Start of Data extract

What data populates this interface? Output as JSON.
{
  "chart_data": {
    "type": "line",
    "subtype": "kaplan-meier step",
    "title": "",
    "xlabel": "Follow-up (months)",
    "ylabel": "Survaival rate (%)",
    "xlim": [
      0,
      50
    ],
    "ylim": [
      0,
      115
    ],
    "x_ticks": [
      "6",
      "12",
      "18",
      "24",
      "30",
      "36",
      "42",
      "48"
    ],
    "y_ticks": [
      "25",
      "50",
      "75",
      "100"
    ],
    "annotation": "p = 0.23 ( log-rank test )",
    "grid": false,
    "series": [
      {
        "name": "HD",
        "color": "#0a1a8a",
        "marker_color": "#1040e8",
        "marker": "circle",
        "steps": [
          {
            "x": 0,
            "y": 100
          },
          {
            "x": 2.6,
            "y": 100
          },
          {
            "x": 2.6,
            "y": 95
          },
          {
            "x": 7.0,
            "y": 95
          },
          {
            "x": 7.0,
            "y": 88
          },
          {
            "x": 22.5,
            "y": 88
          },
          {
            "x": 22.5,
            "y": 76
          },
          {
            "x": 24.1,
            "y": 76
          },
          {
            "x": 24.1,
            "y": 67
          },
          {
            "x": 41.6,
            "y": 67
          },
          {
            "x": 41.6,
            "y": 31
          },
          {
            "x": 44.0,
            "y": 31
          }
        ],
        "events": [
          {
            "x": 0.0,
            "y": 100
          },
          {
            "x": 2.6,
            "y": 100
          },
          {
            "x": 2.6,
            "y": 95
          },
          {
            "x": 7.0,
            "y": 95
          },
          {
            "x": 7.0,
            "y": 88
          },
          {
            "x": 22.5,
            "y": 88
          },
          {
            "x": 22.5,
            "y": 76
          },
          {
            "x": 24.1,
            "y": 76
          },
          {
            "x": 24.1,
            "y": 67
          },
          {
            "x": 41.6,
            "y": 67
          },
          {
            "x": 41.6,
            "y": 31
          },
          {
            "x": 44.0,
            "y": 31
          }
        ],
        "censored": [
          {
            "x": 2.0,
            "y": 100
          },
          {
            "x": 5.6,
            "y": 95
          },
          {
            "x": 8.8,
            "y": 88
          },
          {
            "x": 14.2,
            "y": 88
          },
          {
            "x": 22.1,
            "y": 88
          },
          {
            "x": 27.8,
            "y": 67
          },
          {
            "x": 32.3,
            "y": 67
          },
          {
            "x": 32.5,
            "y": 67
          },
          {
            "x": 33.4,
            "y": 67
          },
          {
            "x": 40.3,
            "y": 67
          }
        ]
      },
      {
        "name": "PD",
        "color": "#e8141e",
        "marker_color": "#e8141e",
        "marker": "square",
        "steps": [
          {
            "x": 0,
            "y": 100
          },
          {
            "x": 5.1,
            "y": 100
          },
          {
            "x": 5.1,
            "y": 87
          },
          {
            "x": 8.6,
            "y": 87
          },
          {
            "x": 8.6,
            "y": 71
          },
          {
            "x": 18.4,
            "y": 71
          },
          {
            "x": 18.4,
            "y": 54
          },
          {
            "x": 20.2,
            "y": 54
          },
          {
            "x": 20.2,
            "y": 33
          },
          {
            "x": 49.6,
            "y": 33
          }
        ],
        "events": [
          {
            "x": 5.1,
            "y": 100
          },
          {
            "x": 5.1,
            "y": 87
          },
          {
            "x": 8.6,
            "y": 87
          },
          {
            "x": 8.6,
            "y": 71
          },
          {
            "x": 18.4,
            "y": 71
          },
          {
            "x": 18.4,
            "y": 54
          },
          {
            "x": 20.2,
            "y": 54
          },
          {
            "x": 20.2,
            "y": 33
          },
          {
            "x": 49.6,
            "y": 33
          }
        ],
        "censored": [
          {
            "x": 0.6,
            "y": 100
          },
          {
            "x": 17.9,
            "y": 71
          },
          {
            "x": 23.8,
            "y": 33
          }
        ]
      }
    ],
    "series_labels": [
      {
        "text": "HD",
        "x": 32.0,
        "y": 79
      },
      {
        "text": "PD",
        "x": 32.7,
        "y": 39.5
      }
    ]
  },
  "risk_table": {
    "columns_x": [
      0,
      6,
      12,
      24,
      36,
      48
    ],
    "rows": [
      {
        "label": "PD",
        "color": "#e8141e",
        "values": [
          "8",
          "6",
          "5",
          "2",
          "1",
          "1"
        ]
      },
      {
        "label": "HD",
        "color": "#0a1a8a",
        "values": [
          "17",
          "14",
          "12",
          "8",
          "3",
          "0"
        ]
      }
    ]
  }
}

End of Data extract

# Problem to solve
Take the records above and return them exactly as written.

# Task result
What data populates this interface? Output as JSON.
{
  "chart_data": {
    "type": "line",
    "subtype": "kaplan-meier step",
    "title": "",
    "xlabel": "Follow-up (months)",
    "ylabel": "Survaival rate (%)",
    "xlim": [
      0,
      50
    ],
    "ylim": [
      0,
      115
    ],
    "x_ticks": [
      "6",
      "12",
      "18",
      "24",
      "30",
      "36",
      "42",
      "48"
    ],
    "y_ticks": [
      "25",
      "50",
      "75",
      "100"
    ],
    "annotation": "p = 0.23 ( log-rank test )",
    "grid": false,
    "series": [
      {
        "name": "HD",
        "color": "#0a1a8a",
        "marker_color": "#1040e8",
        "marker": "circle",
        "steps": [
          {
            "x": 0,
            "y": 100
          },
          {
            "x": 2.6,
            "y": 100
          },
          {
            "x": 2.6,
            "y": 95
          },
          {
            "x": 7.0,
            "y": 95
          },
          {
            "x": 7.0,
            "y": 88
          },
          {
            "x": 22.5,
            "y": 88
          },
          {
            "x": 22.5,
            "y": 76
          },
          {
            "x": 24.1,
            "y": 76
          },
          {
            "x": 24.1,
            "y": 67
          },
          {
            "x": 41.6,
            "y": 67
          },
          {
            "x": 41.6,
            "y": 31
          },
          {
            "x": 44.0,
            "y": 31
          }
        ],
        "events": [
          {
            "x": 0.0,
            "y": 100
          },
          {
            "x": 2.6,
            "y": 100
          },
          {
            "x": 2.6,
            "y": 95
          },
          {
            "x": 7.0,
            "y": 95
          },
          {
            "x": 7.0,
            "y": 88
          },
          {
            "x": 22.5,
            "y": 88
          },
          {
            "x": 22.5,
            "y": 76
          },
          {
            "x": 24.1,
            "y": 76
          },
          {
            "x": 24.1,
            "y": 67
          },
          {
            "x": 41.6,
            "y": 67
          },
          {
            "x": 41.6,
            "y": 31
          },
          {
            "x": 44.0,
            "y": 31
          }
        ],
        "censored": [
          {
            "x": 2.0,
            "y": 100
          },
          {
            "x": 5.6,
            "y": 95
          },
          {
            "x": 8.8,
            "y": 88
          },
          {
            "x": 14.2,
            "y": 88
          },
          {
            "x": 22.1,
            "y": 88
          },
          {
            "x": 27.8,
            "y": 67
          },
          {
            "x": 32.3,
            "y": 67
          },
          {
            "x": 32.5,
            "y": 67
          },
          {
            "x": 33.4,
            "y": 67
          },
          {
            "x": 40.3,
            "y": 67
          }
        ]
      },
      {
        "name": "PD",
        "color": "#e8141e",
        "marker_color": "#e8141e",
        "marker": "square",
        "steps": [
          {
            "x": 0,
            "y": 100
          },
          {
            "x": 5.1,
            "y": 100
          },
          {
            "x": 5.1,
            "y": 87
          },
          {
            "x": 8.6,
            "y": 87
          },
          {
            "x": 8.6,
            "y": 71
          },
          {
            "x": 18.4,
            "y": 71
          },
          {
            "x": 18.4,
            "y": 54
          },
          {
            "x": 20.2,
            "y": 54
          },
          {
            "x": 20.2,
            "y": 33
          },
          {
            "x": 49.6,
            "y": 33
          }
        ],
        "events": [
          {
            "x": 5.1,
            "y": 100
          },
          {
            "x": 5.1,
            "y": 87
          },
          {
            "x": 8.6,
            "y": 87
          },
          {
            "x": 8.6,
            "y": 71
          },
          {
            "x": 18.4,
            "y": 71
          },
          {
            "x": 18.4,
            "y": 54
          },
          {
            "x": 20.2,
            "y": 54
          },
          {
            "x": 20.2,
            "y": 33
          },
          {
            "x": 49.6,
            "y": 33
          }
        ],
        "censored": [
          {
            "x": 0.6,
            "y": 100
          },
          {
            "x": 17.9,
            "y": 71
          },
          {
            "x": 23.8,
            "y": 33
          }
        ]
      }
    ],
    "series_labels": [
      {
        "text": "HD",
        "x": 32.0,
        "y": 79
      },
      {
        "text": "PD",
        "x": 32.7,
        "y": 39.5
      }
    ]
  },
  "risk_table": {
    "columns_x": [
      0,
      6,
      12,
      24,
      36,
      48
    ],
    "rows": [
      {
        "label": "PD",
        "color": "#e8141e",
        "values": [
          "8",
          "6",
          "5",
          "2",
          "1",
          "1"
        ]
      },
      {
        "label": "HD",
        "color": "#0a1a8a",
        "values": [
          "17",
          "14",
          "12",
          "8",
          "3",
          "0"
        ]
      }
    ]
  }
}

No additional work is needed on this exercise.